WHAT YOU SHOULD DO –
Copy out each line of the material below that holds the string "Omzet".

****************************************

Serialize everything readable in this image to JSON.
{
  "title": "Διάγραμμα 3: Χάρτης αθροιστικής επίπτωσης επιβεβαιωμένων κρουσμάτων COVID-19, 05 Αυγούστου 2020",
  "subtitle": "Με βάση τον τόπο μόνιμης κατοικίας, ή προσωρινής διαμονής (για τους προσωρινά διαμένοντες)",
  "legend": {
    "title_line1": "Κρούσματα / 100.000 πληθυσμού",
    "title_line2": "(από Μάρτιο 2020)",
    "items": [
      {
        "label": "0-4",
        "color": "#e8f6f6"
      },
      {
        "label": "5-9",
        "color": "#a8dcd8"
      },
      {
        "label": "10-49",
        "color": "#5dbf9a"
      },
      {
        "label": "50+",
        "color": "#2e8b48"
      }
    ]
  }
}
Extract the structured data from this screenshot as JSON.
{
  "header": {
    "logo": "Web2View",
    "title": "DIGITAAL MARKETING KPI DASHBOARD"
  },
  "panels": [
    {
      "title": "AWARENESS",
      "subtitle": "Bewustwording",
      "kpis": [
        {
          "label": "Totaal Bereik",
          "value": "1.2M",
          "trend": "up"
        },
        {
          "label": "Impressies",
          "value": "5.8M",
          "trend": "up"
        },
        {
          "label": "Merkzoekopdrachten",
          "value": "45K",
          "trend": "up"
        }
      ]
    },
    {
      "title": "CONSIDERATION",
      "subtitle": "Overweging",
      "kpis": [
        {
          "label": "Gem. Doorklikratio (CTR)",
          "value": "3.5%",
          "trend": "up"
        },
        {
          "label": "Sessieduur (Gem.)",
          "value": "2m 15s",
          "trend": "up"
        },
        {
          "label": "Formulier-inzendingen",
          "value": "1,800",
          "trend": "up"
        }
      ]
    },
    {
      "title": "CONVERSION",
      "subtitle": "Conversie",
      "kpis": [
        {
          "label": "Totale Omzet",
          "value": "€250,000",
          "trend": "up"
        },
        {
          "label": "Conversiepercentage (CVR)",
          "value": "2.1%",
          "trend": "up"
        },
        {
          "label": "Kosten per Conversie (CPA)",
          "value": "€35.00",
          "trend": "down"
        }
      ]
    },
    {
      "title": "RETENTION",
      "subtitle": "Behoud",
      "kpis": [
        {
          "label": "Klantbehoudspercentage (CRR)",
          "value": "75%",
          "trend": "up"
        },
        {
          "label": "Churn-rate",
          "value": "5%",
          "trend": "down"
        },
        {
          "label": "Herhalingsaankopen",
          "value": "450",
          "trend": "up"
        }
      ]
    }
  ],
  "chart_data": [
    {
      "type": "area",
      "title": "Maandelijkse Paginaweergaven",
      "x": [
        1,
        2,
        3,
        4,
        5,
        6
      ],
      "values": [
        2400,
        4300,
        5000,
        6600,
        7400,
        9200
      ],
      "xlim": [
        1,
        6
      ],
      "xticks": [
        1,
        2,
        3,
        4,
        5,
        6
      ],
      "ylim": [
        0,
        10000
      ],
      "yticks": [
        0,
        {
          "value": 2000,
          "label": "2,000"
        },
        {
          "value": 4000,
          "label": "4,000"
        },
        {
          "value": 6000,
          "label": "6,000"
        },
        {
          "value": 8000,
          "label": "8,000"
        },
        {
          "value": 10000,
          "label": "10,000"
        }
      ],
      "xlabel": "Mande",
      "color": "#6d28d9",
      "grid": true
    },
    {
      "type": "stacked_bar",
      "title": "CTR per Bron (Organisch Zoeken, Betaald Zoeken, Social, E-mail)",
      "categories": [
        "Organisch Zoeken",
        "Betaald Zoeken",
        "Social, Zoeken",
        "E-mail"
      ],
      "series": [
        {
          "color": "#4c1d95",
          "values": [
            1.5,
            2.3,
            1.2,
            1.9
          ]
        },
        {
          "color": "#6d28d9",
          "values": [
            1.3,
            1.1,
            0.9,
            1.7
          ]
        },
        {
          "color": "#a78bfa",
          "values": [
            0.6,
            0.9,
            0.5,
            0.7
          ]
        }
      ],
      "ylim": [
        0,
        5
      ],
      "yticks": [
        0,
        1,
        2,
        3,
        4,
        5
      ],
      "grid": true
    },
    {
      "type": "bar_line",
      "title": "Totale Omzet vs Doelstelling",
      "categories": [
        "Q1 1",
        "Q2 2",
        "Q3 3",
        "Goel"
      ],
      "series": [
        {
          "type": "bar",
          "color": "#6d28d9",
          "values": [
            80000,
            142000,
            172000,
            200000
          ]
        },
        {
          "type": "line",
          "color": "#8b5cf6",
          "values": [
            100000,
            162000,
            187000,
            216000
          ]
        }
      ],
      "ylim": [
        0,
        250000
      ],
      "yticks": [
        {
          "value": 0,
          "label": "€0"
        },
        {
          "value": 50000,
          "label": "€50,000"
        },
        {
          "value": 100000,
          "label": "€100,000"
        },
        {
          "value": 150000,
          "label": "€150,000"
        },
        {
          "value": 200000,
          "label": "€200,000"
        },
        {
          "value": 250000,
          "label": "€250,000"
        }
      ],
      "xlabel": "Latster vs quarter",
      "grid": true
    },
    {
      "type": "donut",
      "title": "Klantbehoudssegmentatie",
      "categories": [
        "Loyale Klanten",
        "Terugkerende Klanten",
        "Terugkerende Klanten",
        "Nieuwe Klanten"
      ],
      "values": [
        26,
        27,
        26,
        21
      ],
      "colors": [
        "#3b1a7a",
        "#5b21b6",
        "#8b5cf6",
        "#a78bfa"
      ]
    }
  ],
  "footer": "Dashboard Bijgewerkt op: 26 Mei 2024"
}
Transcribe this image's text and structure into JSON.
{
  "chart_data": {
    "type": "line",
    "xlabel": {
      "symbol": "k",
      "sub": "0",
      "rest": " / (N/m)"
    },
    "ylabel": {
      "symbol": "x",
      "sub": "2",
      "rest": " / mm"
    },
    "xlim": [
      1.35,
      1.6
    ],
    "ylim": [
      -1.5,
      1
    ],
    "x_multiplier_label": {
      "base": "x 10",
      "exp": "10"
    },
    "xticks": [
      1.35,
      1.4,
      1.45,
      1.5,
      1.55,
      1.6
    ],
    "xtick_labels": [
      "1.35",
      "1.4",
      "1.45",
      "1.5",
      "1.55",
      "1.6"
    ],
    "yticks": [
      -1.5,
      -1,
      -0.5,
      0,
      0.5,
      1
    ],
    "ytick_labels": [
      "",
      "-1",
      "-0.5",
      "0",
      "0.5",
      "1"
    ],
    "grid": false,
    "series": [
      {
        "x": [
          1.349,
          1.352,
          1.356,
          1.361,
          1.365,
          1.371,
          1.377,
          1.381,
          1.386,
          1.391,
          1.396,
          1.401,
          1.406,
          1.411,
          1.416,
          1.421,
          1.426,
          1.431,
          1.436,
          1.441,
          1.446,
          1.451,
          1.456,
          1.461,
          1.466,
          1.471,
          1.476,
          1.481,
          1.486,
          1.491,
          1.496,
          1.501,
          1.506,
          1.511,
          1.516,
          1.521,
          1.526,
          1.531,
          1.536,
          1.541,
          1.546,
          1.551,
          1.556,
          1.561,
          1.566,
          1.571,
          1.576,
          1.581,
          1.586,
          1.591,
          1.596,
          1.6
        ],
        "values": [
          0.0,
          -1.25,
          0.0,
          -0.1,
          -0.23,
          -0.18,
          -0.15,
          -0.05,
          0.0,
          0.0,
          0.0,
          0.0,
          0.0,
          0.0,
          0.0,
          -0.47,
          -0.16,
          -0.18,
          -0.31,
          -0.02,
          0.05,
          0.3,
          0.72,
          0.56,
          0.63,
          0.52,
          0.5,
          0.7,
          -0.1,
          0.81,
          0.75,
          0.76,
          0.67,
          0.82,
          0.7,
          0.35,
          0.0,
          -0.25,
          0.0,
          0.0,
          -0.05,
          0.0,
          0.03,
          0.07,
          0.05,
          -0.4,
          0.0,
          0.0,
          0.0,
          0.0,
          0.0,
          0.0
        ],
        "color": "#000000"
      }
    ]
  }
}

****************************************

ANSWER FOR THIS EXERCISE –
          "label": "Totale Omzet",
      "title": "Totale Omzet vs Doelstelling",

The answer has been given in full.